What is asked - Copy each line below in which the string "JSON" occurs.

Material supplied -
(begin)
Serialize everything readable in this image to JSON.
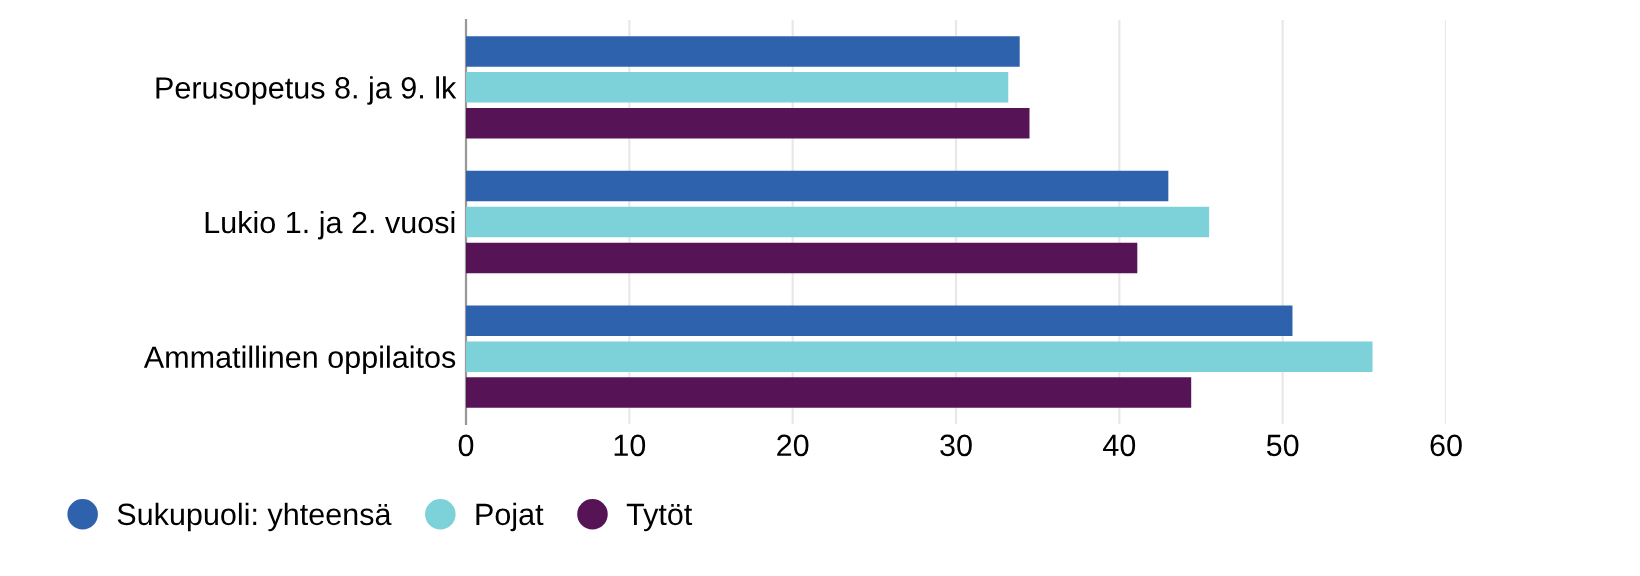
{
  "chart_data": {
    "type": "bar",
    "orientation": "horizontal",
    "categories": [
      "Perusopetus 8. ja 9. lk",
      "Lukio 1. ja 2. vuosi",
      "Ammatillinen oppilaitos"
    ],
    "series": [
      {
        "name": "Sukupuoli: yhteensä",
        "color": "#2e62ad",
        "values": [
          33.9,
          43.0,
          50.6
        ]
      },
      {
        "name": "Pojat",
        "color": "#7dd1d8",
        "values": [
          33.2,
          45.5,
          55.5
        ]
      },
      {
        "name": "Tytöt",
        "color": "#561356",
        "values": [
          34.5,
          41.1,
          44.4
        ]
      }
    ],
    "xlim": [
      0,
      60
    ],
    "xticks": [
      0,
      10,
      20,
      30,
      40,
      50,
      60
    ],
    "grid": "x",
    "legend": "bottom left"
  }
}
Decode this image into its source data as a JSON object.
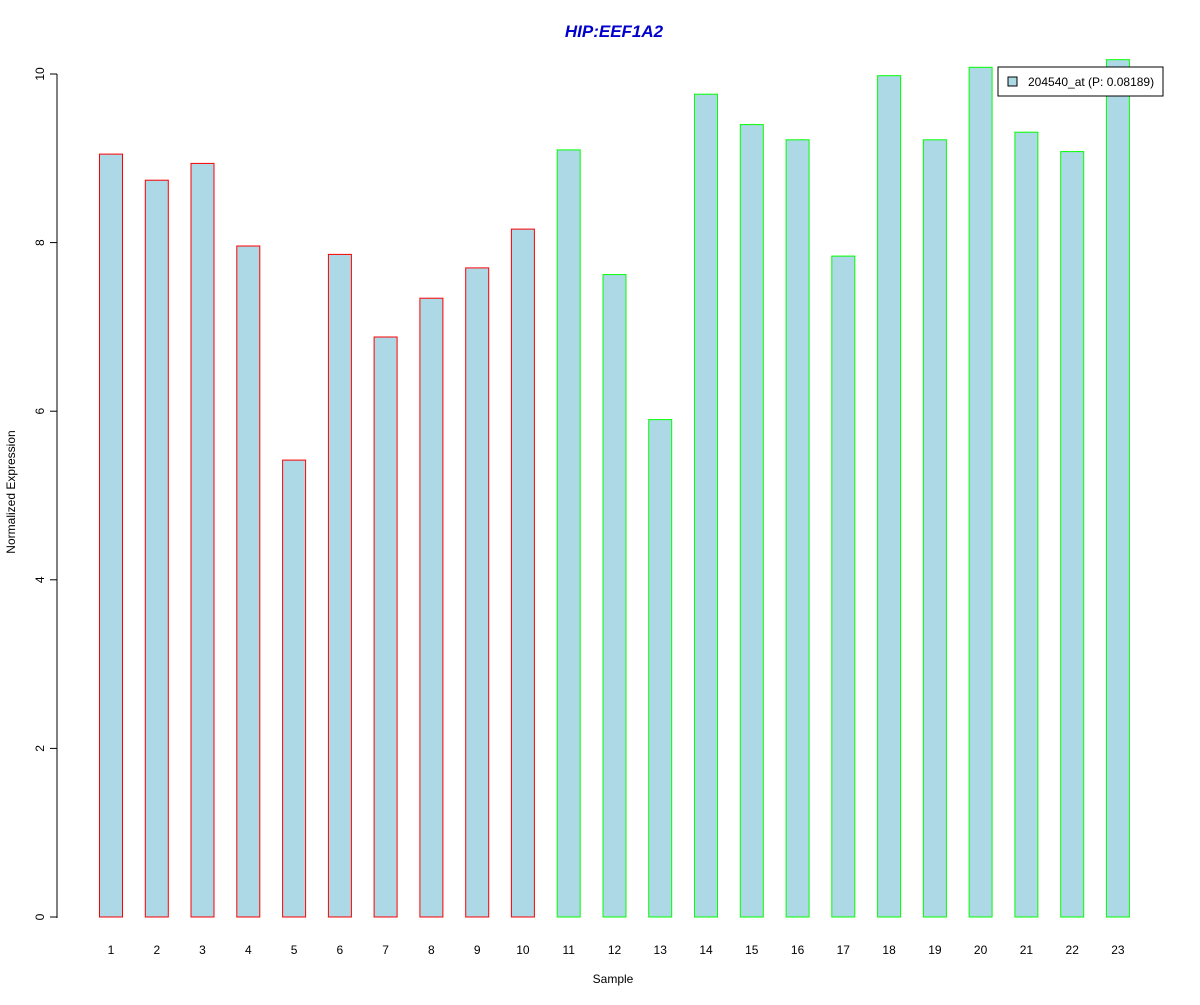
{
  "chart_data": {
    "type": "bar",
    "title": "HIP:EEF1A2",
    "xlabel": "Sample",
    "ylabel": "Normalized Expression",
    "ylim": [
      0,
      10
    ],
    "yticks": [
      "0",
      "2",
      "4",
      "6",
      "8",
      "10"
    ],
    "categories": [
      "1",
      "2",
      "3",
      "4",
      "5",
      "6",
      "7",
      "8",
      "9",
      "10",
      "11",
      "12",
      "13",
      "14",
      "15",
      "16",
      "17",
      "18",
      "19",
      "20",
      "21",
      "22",
      "23"
    ],
    "values": [
      9.05,
      8.74,
      8.94,
      7.96,
      5.42,
      7.86,
      6.88,
      7.34,
      7.7,
      8.16,
      9.1,
      7.62,
      5.9,
      9.76,
      9.4,
      9.22,
      7.84,
      9.98,
      9.22,
      10.08,
      9.31,
      9.08,
      10.17
    ],
    "groups": [
      0,
      0,
      0,
      0,
      0,
      0,
      0,
      0,
      0,
      0,
      1,
      1,
      1,
      1,
      1,
      1,
      1,
      1,
      1,
      1,
      1,
      1,
      1
    ],
    "group_border_colors": [
      "#ff0000",
      "#00ff00"
    ],
    "bar_fill": "#add8e6",
    "title_color": "#0000cc",
    "legend": {
      "label": "204540_at (P: 0.08189)",
      "position": "top-right"
    },
    "grid": false
  }
}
(end)
Result for this exercise -
Serialize everything readable in this image to JSON.
Decode this image into its source data as a JSON object.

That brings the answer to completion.